EXERCISE OBJECTIVE
Write out the data below in full, unchanged, minus the images.

(Dataset listings of figures)

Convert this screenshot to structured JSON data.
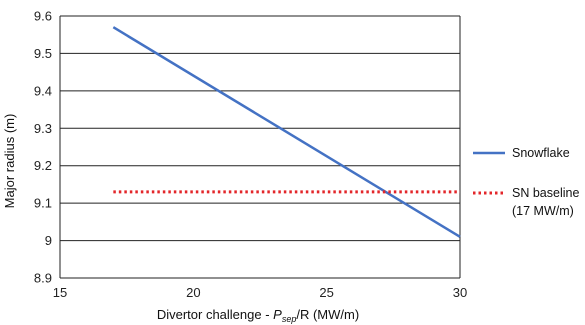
{
  "chart_data": {
    "type": "line",
    "xlabel": {
      "prefix": "Divertor challenge - ",
      "var_main": "P",
      "var_sub": "sep",
      "suffix": "/R (MW/m)"
    },
    "ylabel": "Major radius (m)",
    "xlim": [
      15,
      30
    ],
    "ylim": [
      8.9,
      9.6
    ],
    "x_ticks": [
      15,
      20,
      25,
      30
    ],
    "y_ticks": [
      8.9,
      9.0,
      9.1,
      9.2,
      9.3,
      9.4,
      9.5,
      9.6
    ],
    "x_tick_labels": [
      "15",
      "20",
      "25",
      "30"
    ],
    "y_tick_labels": [
      "8.9",
      "9",
      "9.1",
      "9.2",
      "9.3",
      "9.4",
      "9.5",
      "9.6"
    ],
    "grid": "horizontal",
    "legend_position": "right",
    "series": [
      {
        "name": "Snowflake",
        "color": "#4472C4",
        "style": "solid",
        "x": [
          17,
          30
        ],
        "y": [
          9.57,
          9.01
        ]
      },
      {
        "name_lines": [
          "SN baseline",
          "(17 MW/m)"
        ],
        "color": "#E3262A",
        "style": "dotted",
        "x": [
          17,
          30
        ],
        "y": [
          9.13,
          9.13
        ]
      }
    ]
  }
}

TASK SOLUTION
Convert this screenshot to structured JSON data.
{
  "chart_data": {
    "type": "line",
    "xlabel": {
      "prefix": "Divertor challenge - ",
      "var_main": "P",
      "var_sub": "sep",
      "suffix": "/R (MW/m)"
    },
    "ylabel": "Major radius (m)",
    "xlim": [
      15,
      30
    ],
    "ylim": [
      8.9,
      9.6
    ],
    "x_ticks": [
      15,
      20,
      25,
      30
    ],
    "y_ticks": [
      8.9,
      9.0,
      9.1,
      9.2,
      9.3,
      9.4,
      9.5,
      9.6
    ],
    "x_tick_labels": [
      "15",
      "20",
      "25",
      "30"
    ],
    "y_tick_labels": [
      "8.9",
      "9",
      "9.1",
      "9.2",
      "9.3",
      "9.4",
      "9.5",
      "9.6"
    ],
    "grid": "horizontal",
    "legend_position": "right",
    "series": [
      {
        "name": "Snowflake",
        "color": "#4472C4",
        "style": "solid",
        "x": [
          17,
          30
        ],
        "y": [
          9.57,
          9.01
        ]
      },
      {
        "name_lines": [
          "SN baseline",
          "(17 MW/m)"
        ],
        "color": "#E3262A",
        "style": "dotted",
        "x": [
          17,
          30
        ],
        "y": [
          9.13,
          9.13
        ]
      }
    ]
  }
}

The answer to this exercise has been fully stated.